» INSTRUCTIONS TO FOLLOW
List each line of the data that holds the word "logo".
— Start EXTRACTED ENTRIES —
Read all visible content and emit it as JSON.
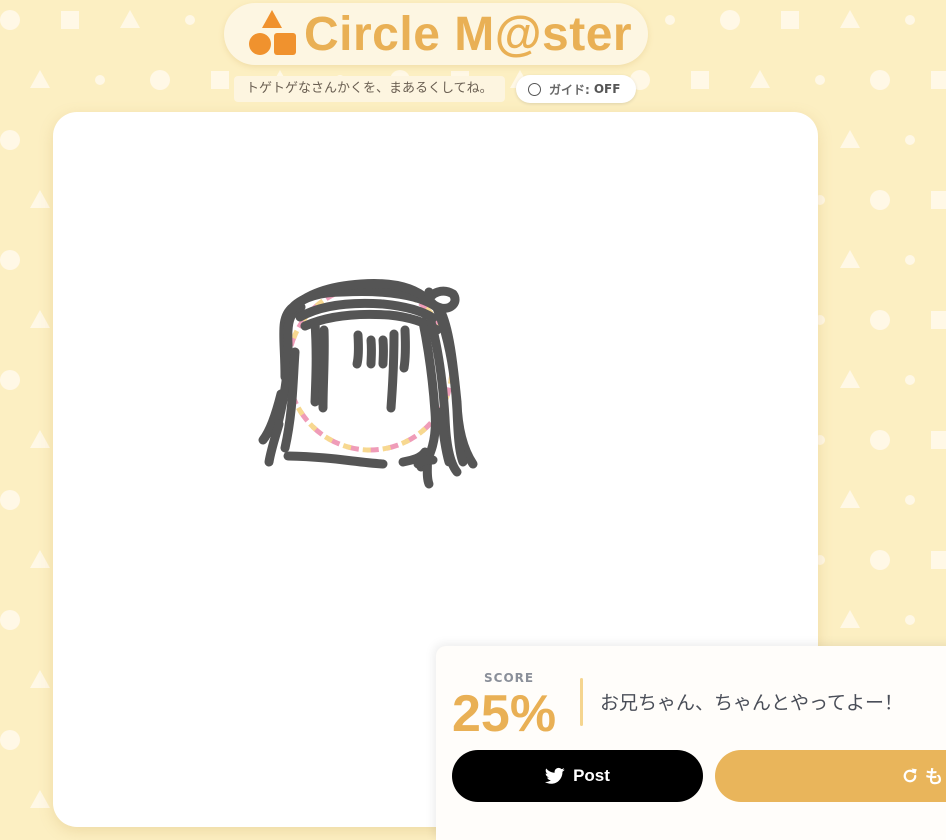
{
  "app": {
    "title": "Circle M@ster",
    "subtitle": "トゲトゲなさんかくを、まあるくしてね。"
  },
  "guide": {
    "label": "ガイド:",
    "state": "OFF"
  },
  "result": {
    "score_label": "SCORE",
    "score_value": "25%",
    "message": "お兄ちゃん、ちゃんとやってよー！",
    "post_label": "Post",
    "retry_label": "も"
  },
  "colors": {
    "background": "#fcefc2",
    "accent": "#e9b055",
    "logo": "#f0922e",
    "stroke": "#555555",
    "guide_pink": "#ef9cb8",
    "guide_yellow": "#f7d890"
  },
  "icons": {
    "logo": "triangle-circle-square-logo-icon",
    "guide": "radio-off-icon",
    "post": "twitter-bird-icon",
    "retry": "refresh-icon"
  }
}
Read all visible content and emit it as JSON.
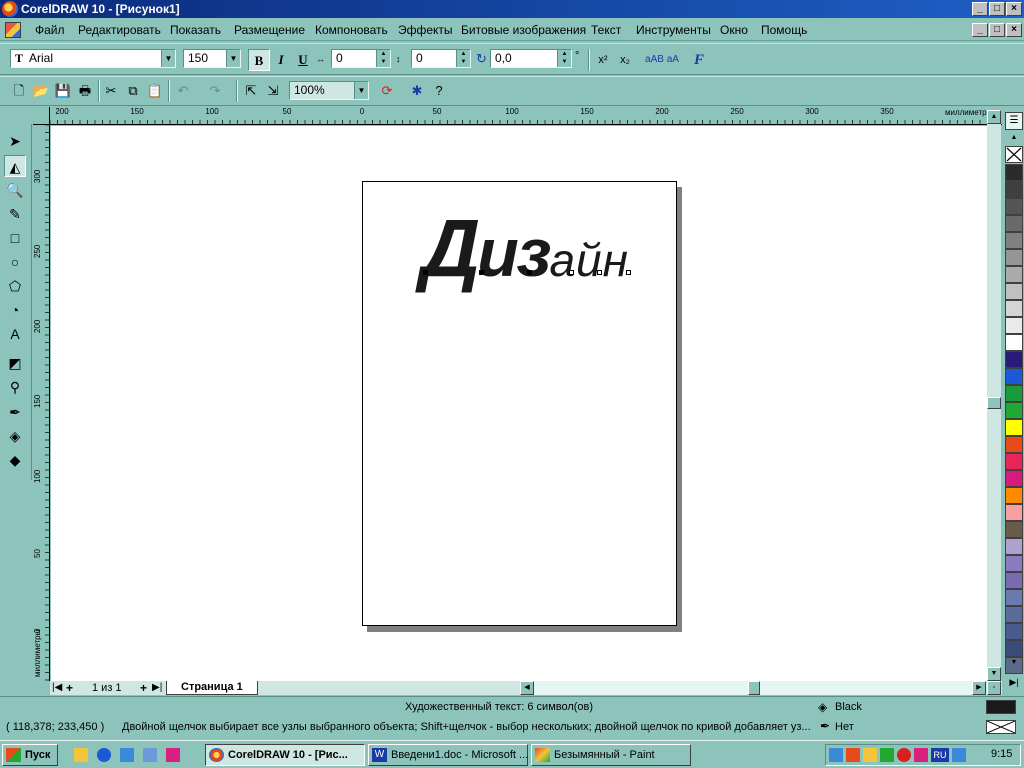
{
  "window": {
    "title": "CorelDRAW 10 - [Рисунок1]",
    "controls": [
      "_",
      "□",
      "×"
    ]
  },
  "menu": {
    "items": [
      "Файл",
      "Редактировать",
      "Показать",
      "Размещение",
      "Компоновать",
      "Эффекты",
      "Битовые изображения",
      "Текст",
      "Инструменты",
      "Окно",
      "Помощь"
    ]
  },
  "text_toolbar": {
    "font_name": "Arial",
    "font_size": "150",
    "bold": "B",
    "italic": "I",
    "underline": "U",
    "h_spacing": "0",
    "v_spacing": "0",
    "angle": "0,0",
    "degree": "°",
    "superscript": "x²",
    "subscript": "x₂",
    "case_label": "aAB aA",
    "format_label": "F"
  },
  "standard_toolbar": {
    "zoom": "100%"
  },
  "rulers": {
    "horizontal_labels": [
      "200",
      "150",
      "100",
      "50",
      "0",
      "50",
      "100",
      "150",
      "200",
      "250",
      "300",
      "350"
    ],
    "horizontal_unit": "миллиметры",
    "vertical_labels": [
      "300",
      "250",
      "200",
      "150",
      "100",
      "50",
      "0"
    ],
    "vertical_unit": "миллиметры"
  },
  "document": {
    "artistic_text": {
      "char1": "Д",
      "char2": "и",
      "char3": "з",
      "rest": "айн"
    }
  },
  "page_nav": {
    "page_count": "1 из 1",
    "page_tab": "Страница 1"
  },
  "status": {
    "object_info": "Художественный текст: 6 символ(ов)",
    "coordinates": "( 118,378; 233,450 )",
    "hint": "Двойной щелчок выбирает все узлы выбранного объекта; Shift+щелчок - выбор нескольких; двойной щелчок по кривой добавляет уз...",
    "fill_label": "Black",
    "outline_label": "Нет",
    "fill_color": "#1a1a1a"
  },
  "palette": {
    "colors": [
      "#2b2b2b",
      "#3f3f3f",
      "#555555",
      "#6a6a6a",
      "#808080",
      "#959595",
      "#aaaaaa",
      "#c0c0c0",
      "#d5d5d5",
      "#eaeaea",
      "#ffffff",
      "#2a1a7a",
      "#1a5ad8",
      "#1a9a3a",
      "#20a830",
      "#ffff00",
      "#e84a1a",
      "#e8245a",
      "#d81a7a",
      "#ff8a00",
      "#f8a0a0",
      "#6a5a4a",
      "#b0a0d0",
      "#8a7ac0",
      "#7a6ab0",
      "#6a7ab0",
      "#5a6a9a",
      "#4a5a8a",
      "#3a4a7a",
      "#5a6a8a"
    ]
  },
  "taskbar": {
    "start_label": "Пуск",
    "tasks": [
      "CorelDRAW 10 - [Рис...",
      "Введени1.doc - Microsoft ...",
      "Безымянный - Paint"
    ],
    "time": "9:15",
    "lang": "RU"
  }
}
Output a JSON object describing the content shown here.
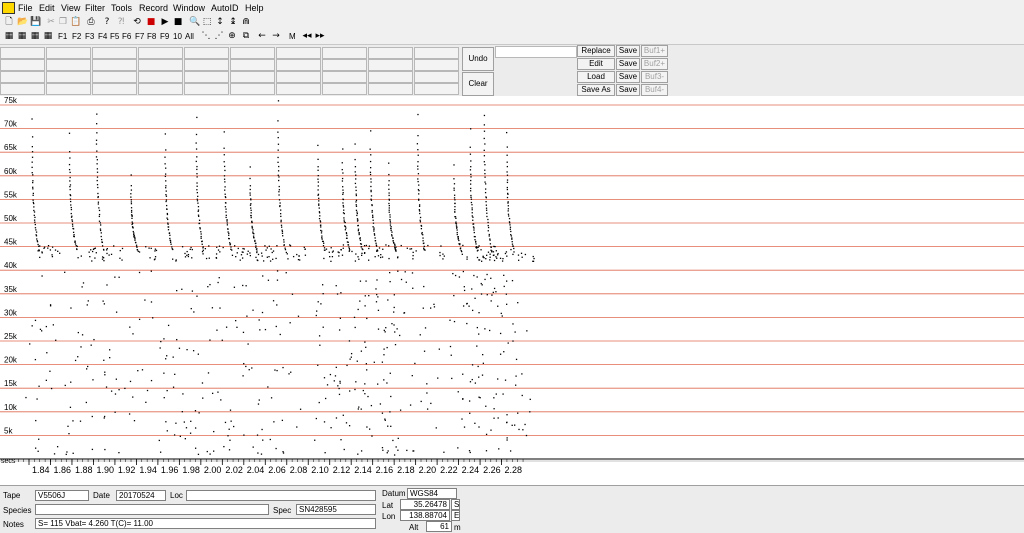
{
  "menu": [
    "File",
    "Edit",
    "View",
    "Filter",
    "Tools",
    "Record",
    "Window",
    "AutoID",
    "Help"
  ],
  "toolbar2": {
    "func_keys": [
      "F1",
      "F2",
      "F3",
      "F4",
      "F5",
      "F6",
      "F7",
      "F8",
      "F9",
      "10",
      "All"
    ],
    "marker": "M"
  },
  "panel": {
    "undo": "Undo",
    "clear": "Clear",
    "actions": [
      "Replace",
      "Edit",
      "Load",
      "Save As"
    ],
    "save_label": "Save",
    "bufs": [
      "Buf1+",
      "Buf2+",
      "Buf3-",
      "Buf4-"
    ]
  },
  "chart_data": {
    "type": "scatter",
    "xlabel": "secs",
    "x_ticks": [
      "1.84",
      "1.86",
      "1.88",
      "1.90",
      "1.92",
      "1.94",
      "1.96",
      "1.98",
      "2.00",
      "2.02",
      "2.04",
      "2.06",
      "2.08",
      "2.10",
      "2.12",
      "2.14",
      "2.16",
      "2.18",
      "2.20",
      "2.22",
      "2.24",
      "2.26",
      "2.28"
    ],
    "xlim": [
      1.833,
      2.296
    ],
    "y_ticks": [
      "5k",
      "10k",
      "15k",
      "20k",
      "25k",
      "30k",
      "35k",
      "40k",
      "45k",
      "50k",
      "55k",
      "60k",
      "65k",
      "70k",
      "75k"
    ],
    "ylim": [
      0,
      80
    ],
    "grid": true,
    "grid_color": "#e06a50",
    "dot_color": "#000000",
    "call_starts": [
      1.842,
      1.877,
      1.902,
      1.934,
      1.966,
      1.995,
      2.021,
      2.045,
      2.071,
      2.108,
      2.131,
      2.143,
      2.157,
      2.174,
      2.201,
      2.235,
      2.25,
      2.263,
      2.284
    ]
  },
  "status": {
    "tape_label": "Tape",
    "tape": "V5506J",
    "date_label": "Date",
    "date": "20170524",
    "loc_label": "Loc",
    "loc": "",
    "species_label": "Species",
    "species": "",
    "spec_label": "Spec",
    "spec": "SN428595",
    "notes_label": "Notes",
    "notes": "S= 115  Vbat=  4.260  T(C)=  11.00",
    "datum_label": "Datum",
    "datum": "WGS84",
    "lat_label": "Lat",
    "lat": "35.26478",
    "lat_hem": "S",
    "lon_label": "Lon",
    "lon": "138.88704",
    "lon_hem": "E",
    "alt_label": "Alt",
    "alt": "61",
    "alt_unit": "m"
  }
}
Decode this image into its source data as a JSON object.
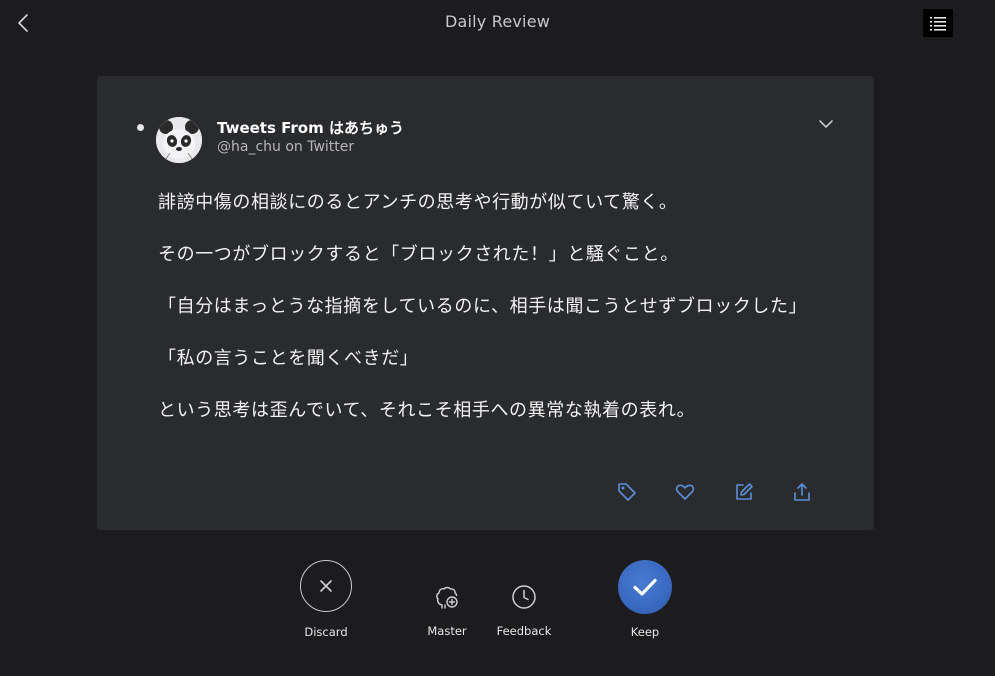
{
  "header": {
    "title": "Daily Review"
  },
  "card": {
    "author_name": "Tweets From はあちゅう",
    "author_handle": "@ha_chu on Twitter",
    "paragraphs": [
      "誹謗中傷の相談にのるとアンチの思考や行動が似ていて驚く。",
      "その一つがブロックすると「ブロックされた！」と騒ぐこと。",
      "「自分はまっとうな指摘をしているのに、相手は聞こうとせずブロックした」",
      "「私の言うことを聞くべきだ」",
      "という思考は歪んでいて、それこそ相手への異常な執着の表れ。"
    ],
    "actions": [
      "tag-icon",
      "heart-icon",
      "edit-icon",
      "share-icon"
    ]
  },
  "bottom": {
    "discard_label": "Discard",
    "master_label": "Master",
    "feedback_label": "Feedback",
    "keep_label": "Keep"
  },
  "colors": {
    "background": "#1c1c1e",
    "card": "#2a2b2f",
    "accent": "#3b6ac2",
    "icon_blue": "#5b8fd6"
  }
}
— End EXTRACTED ENTRIES —
» REPLY
    "logo": "#f0922e",
    "logo": "triangle-circle-square-logo-icon",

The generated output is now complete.